## Условия заданий:
1. Перепишите строки записей, начиная со строки, где есть «data-point <box>1274 119 1285 129</box>», и заканчивая строкой с «data-point <box>730 491 741 501</box>» включительно, поменяв «x-tick-label» на «x-axis-label» и оставив всё остальное без изменений.
2. Допишите продолжение текста о семейной жизни и консерваторской работе Римского-Корсакова, начав после его последнего предложения.

## Фрагмент страницы:
--------

ТЯЖЕЛЫЙ ПЕРЕВАЛ

ТЯЖЕЛЫЙ ПЕРЕВАЛ

В подгородном Шувалове, в полупустой дачной церкви обвенчались 30 июня 1872 года Надежда Пургольд и Николай Римский-Корсаков. Дружкой был Мусоргский, тогда еще самый близкий из друзей.

Возникла новая семья. Как свежий побег над усохшими и отмершими, зазеленела новая жизнь. У Надежды Николаевны был твердый характер, определенные взгляды, с детства сложившаяся привычка к скромному, но упорядоченному быту. Таким упорядоченным бытом и зажили молодые. Летом — выезды на дачу, по возможности в помещичьи усадьбы средней руки, подальше от Петербурга; такие, чтобы лес, поле, река, озеро были рядом, чтобы воздух был чист, чтобы продукты были дешевы и гости не одолевали. Зимой — работа и общение с друзьями. Были раньше музыкальные собрания у Пургольдов, Стасовых. Теперь — у Римских-Корсаковых. Появлялся здесь при наездах в Петербург Чайковский, бывал, хоть и нечасто, Мусоргский, осторожно помалкивал или восторженно гудел Стасов. По-прежнему украшением вечеров была игра хозяйки на фортепиано.

Еще летом 1871 года к Римскому-Корсакову обратился новый управляющий Петербургской консерваторией, М. П. Азанчевский, с предложением взять на себя преподавание инструментовки и сочинения, а также руководство оркестровым классом. Товарищи благословили его. Они обнаружили тем самым не совсем продуманный характер своей вражды к консерваториям и сильно преувеличенное представление о знаниях автора «Псковитянки». Николай Андреевич согласился. Предложение давало возможность, как он писал матери, «поставить себя окончательно на музыкальном поприще и развязаться со службою, которую продолжать долгое время не считаю делом вполне честным и благовидным».

--------

(Координаты элементов разметки)
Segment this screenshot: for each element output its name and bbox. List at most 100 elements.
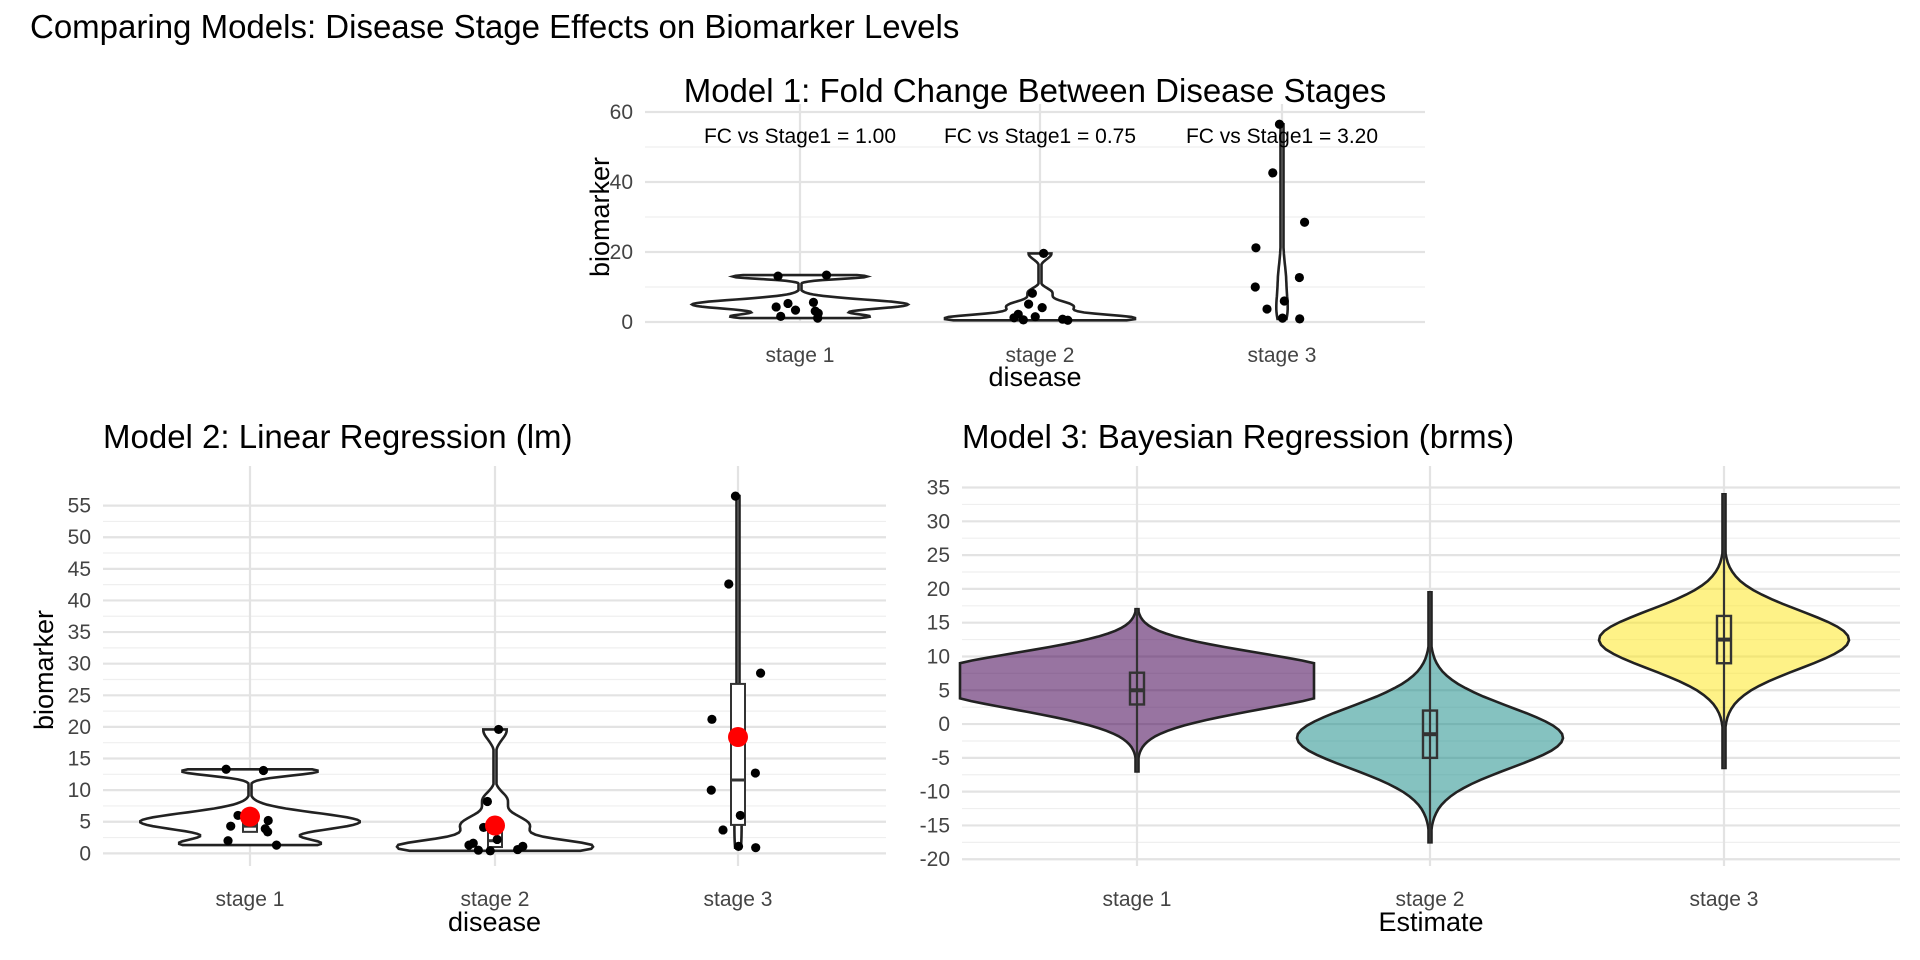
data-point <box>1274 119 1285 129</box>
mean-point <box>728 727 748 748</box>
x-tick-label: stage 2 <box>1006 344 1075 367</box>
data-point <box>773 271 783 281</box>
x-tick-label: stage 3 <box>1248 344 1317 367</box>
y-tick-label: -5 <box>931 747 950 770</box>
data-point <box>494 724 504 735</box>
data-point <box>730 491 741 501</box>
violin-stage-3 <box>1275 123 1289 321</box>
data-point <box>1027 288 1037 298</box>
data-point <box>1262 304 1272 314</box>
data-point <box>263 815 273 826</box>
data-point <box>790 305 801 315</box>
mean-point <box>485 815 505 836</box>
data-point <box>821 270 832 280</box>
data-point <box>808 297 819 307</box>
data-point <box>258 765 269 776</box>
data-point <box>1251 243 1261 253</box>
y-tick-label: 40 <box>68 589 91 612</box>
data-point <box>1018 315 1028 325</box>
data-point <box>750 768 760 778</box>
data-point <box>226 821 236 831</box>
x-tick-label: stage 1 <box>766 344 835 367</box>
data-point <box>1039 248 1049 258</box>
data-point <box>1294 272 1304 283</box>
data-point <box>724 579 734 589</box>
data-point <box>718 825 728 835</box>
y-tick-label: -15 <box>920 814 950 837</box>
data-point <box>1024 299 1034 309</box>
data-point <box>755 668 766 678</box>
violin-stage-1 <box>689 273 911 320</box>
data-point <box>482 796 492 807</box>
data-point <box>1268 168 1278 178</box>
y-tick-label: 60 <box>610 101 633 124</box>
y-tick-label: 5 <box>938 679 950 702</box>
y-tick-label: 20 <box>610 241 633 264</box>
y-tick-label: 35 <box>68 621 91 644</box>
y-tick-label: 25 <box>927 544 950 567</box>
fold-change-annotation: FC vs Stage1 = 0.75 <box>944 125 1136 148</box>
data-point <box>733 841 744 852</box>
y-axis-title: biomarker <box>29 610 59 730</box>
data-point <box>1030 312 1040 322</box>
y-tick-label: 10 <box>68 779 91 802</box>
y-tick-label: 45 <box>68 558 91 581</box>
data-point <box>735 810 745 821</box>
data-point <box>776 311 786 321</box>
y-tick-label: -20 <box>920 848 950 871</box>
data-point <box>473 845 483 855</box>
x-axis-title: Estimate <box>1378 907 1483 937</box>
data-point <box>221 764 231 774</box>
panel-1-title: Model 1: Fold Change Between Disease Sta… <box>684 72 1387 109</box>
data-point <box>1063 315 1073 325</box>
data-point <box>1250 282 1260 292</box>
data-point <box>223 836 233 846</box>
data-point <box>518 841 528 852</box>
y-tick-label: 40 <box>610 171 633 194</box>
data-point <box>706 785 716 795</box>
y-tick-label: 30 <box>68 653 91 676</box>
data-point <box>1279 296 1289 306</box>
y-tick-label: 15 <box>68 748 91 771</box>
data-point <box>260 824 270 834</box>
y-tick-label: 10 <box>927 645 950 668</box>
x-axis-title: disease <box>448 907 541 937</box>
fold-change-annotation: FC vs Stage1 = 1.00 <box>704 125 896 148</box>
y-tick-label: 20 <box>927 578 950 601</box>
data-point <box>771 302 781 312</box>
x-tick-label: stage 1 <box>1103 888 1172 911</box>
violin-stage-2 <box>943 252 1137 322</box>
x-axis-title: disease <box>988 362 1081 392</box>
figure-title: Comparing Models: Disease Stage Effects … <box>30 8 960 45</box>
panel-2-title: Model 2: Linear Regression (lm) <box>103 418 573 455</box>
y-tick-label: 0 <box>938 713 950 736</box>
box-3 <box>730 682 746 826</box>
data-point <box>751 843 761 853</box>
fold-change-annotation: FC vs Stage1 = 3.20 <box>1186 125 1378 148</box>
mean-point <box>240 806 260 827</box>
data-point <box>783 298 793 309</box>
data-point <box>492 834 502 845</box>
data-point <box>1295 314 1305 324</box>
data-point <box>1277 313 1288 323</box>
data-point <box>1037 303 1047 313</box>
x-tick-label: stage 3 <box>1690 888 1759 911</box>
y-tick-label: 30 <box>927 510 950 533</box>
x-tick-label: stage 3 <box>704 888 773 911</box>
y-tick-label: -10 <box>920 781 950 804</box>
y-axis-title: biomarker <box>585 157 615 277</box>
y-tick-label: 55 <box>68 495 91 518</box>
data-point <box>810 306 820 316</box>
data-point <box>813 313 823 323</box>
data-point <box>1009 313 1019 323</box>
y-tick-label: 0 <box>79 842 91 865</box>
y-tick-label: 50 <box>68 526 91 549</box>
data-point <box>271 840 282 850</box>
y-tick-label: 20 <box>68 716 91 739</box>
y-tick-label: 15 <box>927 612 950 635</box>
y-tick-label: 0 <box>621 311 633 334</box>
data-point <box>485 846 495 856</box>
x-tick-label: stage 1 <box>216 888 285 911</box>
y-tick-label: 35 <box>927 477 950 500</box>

--------

## Ответы:
1.
data-point <box>1274 119 1285 129</box>
mean-point <box>728 727 748 748</box>
x-axis-label: stage 2 <box>1006 344 1075 367</box>
data-point <box>773 271 783 281</box>
x-axis-label: stage 3 <box>1248 344 1317 367</box>
y-tick-label: -5 <box>931 747 950 770</box>
data-point <box>494 724 504 735</box>
data-point <box>730 491 741 501</box>

2.
Но, только начав занятия, Римский-Корсаков понял, что не знает, в сущности, ничего из того, что необходимо консерваторскому преподавателю. Покойный советский музыковед А. А. Альшванг говаривал, что лучший способ основательно изучить предмет — взяться за его преподавание. К Николаю Андреевичу эта шутка подошла как нельзя лучше. Автор «Антара» и «Псковитянки» сел за школьную парту. Говорили, что он даже приходил в класс гармонии Ю. И. Иогансена и там решал задачи вместе со всеми, но это, пожалуй, сомнительно. «Мне помогало то, — признавался Корсаков, как всегда беспощадный к себе, — что никто из учеников моих на первых порах не мог себе представить, чтобы я ничего не знал, а к тому времени, когда они могли начать меня раскусывать, я уже кое-чему понаучился».

Одни знания дались музыканту-практику без труда. Другие потребовали от него длительных упражнений и серьезного знакомства с композиторами XVI–XVIII веков, которых он до того знал слабовато или даже понаслышке. Не раз и не два мог бы он теперь вспомнить советы Лароша. Новый, величественный мир открылся перед ним. Беда в том, что нахлынувшие на него новые знания на первых порах не развязали, а стеснили его творчество. Раньше он писал, теперь в значительной мере применял к письму свои новые технические сведения.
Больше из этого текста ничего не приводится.